**WORK REQUIRED**
Count every line in the following entries where the word "this" appears. Give the count alone.

Stored records
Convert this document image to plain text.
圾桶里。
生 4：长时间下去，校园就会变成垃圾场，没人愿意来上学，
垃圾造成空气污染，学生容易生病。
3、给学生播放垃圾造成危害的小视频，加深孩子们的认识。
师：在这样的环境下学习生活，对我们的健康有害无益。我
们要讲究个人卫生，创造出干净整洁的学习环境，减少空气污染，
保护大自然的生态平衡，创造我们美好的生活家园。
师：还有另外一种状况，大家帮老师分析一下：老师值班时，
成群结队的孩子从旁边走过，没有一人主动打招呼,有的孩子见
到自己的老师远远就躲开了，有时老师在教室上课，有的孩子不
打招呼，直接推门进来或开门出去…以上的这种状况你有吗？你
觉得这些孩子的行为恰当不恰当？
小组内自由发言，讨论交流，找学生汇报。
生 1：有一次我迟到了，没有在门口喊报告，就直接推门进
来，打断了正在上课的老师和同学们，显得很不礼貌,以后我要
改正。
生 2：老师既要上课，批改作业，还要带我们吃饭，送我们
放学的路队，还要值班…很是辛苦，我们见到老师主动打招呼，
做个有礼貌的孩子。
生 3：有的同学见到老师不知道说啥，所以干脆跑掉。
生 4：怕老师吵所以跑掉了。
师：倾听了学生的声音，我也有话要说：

==

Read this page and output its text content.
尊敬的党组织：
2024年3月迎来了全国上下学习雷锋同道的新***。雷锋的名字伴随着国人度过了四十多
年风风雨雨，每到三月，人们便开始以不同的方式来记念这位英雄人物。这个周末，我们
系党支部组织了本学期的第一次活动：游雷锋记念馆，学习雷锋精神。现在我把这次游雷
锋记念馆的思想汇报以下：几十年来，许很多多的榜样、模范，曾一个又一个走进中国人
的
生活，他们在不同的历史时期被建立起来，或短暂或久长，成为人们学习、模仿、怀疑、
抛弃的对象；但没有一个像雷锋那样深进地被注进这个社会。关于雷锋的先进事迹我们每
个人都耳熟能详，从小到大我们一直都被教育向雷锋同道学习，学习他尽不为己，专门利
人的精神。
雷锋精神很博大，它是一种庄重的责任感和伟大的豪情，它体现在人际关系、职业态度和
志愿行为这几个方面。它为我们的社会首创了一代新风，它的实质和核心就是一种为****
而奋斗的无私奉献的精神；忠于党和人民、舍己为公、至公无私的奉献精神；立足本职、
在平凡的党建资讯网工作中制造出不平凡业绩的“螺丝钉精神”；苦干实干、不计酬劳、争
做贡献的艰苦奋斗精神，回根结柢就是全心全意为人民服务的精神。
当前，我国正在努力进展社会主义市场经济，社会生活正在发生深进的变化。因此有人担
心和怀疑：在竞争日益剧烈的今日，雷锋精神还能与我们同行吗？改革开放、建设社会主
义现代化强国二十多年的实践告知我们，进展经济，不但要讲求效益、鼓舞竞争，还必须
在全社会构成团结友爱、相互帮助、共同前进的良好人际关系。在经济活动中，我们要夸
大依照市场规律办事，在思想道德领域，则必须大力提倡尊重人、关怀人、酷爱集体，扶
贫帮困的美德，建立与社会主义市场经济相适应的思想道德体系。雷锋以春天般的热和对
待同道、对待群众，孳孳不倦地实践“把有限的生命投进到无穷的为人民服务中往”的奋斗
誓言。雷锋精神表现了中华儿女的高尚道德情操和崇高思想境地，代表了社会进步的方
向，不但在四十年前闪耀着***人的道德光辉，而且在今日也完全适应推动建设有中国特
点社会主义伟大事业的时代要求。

**WRITTEN REPLY**
2